[WORK TO DO]
Go through the records and show each line where the word "UIHO" occurs.

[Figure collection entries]
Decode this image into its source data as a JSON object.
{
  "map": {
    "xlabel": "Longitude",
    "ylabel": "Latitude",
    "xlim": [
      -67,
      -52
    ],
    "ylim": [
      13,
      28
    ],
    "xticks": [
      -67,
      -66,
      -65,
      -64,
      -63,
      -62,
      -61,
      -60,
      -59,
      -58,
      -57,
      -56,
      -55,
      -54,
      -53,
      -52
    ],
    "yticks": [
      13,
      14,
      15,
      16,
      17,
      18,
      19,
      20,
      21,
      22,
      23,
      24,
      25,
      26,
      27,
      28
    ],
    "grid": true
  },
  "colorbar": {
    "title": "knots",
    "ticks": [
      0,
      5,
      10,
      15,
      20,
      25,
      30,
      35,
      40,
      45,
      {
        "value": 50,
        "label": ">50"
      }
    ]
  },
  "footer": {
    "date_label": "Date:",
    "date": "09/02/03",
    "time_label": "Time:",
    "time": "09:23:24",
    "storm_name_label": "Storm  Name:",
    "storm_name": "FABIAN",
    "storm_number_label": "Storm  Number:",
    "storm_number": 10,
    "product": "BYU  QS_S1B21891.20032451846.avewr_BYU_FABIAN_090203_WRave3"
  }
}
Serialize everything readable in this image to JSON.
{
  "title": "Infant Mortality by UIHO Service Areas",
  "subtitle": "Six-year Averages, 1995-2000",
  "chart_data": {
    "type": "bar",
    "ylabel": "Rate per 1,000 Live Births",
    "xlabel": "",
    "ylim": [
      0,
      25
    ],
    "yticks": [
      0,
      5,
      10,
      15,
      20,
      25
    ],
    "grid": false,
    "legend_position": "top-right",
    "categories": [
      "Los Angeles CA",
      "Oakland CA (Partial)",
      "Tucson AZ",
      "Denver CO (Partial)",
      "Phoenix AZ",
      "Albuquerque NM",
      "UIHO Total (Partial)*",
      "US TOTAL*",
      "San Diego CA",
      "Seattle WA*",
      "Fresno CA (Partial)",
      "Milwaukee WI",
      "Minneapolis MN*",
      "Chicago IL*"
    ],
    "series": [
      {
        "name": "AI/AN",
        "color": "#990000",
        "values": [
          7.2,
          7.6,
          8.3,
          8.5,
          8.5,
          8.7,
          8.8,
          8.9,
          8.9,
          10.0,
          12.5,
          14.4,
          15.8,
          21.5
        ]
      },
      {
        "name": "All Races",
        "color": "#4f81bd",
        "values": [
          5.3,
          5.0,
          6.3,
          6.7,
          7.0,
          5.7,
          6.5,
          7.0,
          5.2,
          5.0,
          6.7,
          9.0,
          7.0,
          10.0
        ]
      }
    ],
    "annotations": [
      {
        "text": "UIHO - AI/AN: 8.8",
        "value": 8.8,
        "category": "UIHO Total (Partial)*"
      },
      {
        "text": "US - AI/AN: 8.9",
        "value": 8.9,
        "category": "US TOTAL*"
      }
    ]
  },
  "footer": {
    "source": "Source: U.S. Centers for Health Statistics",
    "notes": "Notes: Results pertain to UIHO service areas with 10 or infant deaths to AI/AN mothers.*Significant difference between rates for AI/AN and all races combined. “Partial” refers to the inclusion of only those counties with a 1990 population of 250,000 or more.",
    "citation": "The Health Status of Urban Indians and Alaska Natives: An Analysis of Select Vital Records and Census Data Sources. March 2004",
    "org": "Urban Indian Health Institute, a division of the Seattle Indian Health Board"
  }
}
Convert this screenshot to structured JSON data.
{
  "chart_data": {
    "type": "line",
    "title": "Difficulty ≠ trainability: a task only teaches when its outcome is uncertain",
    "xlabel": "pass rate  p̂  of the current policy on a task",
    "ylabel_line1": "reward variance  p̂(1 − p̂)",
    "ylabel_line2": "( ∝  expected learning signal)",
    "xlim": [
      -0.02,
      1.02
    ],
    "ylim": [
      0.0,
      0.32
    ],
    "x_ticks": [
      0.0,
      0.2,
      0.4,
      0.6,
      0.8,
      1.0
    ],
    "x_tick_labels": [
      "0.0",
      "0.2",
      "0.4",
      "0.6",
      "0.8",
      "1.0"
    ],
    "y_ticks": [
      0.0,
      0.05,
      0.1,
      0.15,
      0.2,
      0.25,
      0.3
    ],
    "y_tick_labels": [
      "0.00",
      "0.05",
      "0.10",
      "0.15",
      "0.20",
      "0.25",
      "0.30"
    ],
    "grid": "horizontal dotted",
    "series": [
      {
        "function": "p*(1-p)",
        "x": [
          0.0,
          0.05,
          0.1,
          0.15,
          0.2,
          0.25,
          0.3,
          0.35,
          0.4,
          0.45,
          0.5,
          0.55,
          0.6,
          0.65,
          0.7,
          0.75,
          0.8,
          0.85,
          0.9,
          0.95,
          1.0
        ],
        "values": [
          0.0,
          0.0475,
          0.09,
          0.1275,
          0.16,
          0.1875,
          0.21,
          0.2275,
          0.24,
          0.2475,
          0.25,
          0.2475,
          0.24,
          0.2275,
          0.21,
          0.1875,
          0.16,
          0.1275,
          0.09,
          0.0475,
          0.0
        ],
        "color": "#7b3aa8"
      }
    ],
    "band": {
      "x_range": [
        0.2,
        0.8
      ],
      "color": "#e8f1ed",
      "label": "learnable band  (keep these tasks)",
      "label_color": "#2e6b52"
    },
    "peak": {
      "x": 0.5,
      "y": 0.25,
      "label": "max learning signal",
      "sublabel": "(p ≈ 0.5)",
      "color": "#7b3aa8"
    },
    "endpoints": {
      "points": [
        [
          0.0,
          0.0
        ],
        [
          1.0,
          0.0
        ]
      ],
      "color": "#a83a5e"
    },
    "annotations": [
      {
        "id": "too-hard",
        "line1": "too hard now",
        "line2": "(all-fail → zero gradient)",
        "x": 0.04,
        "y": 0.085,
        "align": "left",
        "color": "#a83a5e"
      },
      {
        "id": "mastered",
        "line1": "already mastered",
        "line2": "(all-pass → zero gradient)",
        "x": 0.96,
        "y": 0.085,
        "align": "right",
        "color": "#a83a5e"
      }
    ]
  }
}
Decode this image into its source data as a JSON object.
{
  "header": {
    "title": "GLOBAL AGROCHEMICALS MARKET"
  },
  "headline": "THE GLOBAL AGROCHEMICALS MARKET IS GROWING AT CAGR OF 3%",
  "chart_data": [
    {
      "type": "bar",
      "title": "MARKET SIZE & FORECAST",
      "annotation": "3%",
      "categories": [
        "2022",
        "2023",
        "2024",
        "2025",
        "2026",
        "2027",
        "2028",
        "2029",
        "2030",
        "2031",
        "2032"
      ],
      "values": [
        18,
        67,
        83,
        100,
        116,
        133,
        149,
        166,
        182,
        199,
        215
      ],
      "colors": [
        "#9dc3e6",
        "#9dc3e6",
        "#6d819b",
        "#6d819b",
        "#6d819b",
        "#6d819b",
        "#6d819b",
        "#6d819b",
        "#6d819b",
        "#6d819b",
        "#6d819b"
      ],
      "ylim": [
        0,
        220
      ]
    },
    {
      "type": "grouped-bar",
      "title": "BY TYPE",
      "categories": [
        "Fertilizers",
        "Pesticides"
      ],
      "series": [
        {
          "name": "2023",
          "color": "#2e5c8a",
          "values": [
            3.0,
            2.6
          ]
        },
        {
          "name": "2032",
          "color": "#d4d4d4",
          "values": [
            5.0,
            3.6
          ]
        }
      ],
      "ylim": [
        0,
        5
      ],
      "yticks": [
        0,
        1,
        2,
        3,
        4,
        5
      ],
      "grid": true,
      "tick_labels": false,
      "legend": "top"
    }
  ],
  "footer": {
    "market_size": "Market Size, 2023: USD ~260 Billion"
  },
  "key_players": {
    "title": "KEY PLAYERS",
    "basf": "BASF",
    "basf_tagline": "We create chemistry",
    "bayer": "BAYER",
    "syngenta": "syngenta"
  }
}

[COMPLETE RESPONSE]
  "title": "Infant Mortality by UIHO Service Areas",
      "UIHO Total (Partial)*",
        "text": "UIHO - AI/AN: 8.8",
        "category": "UIHO Total (Partial)*"
    "notes": "Notes: Results pertain to UIHO service areas with 10 or infant deaths to AI/AN mothers.*Significant difference between rates for AI/AN and all races combined. “Partial” refers to the inclusion of only those counties with a 1990 population of 250,000 or more.",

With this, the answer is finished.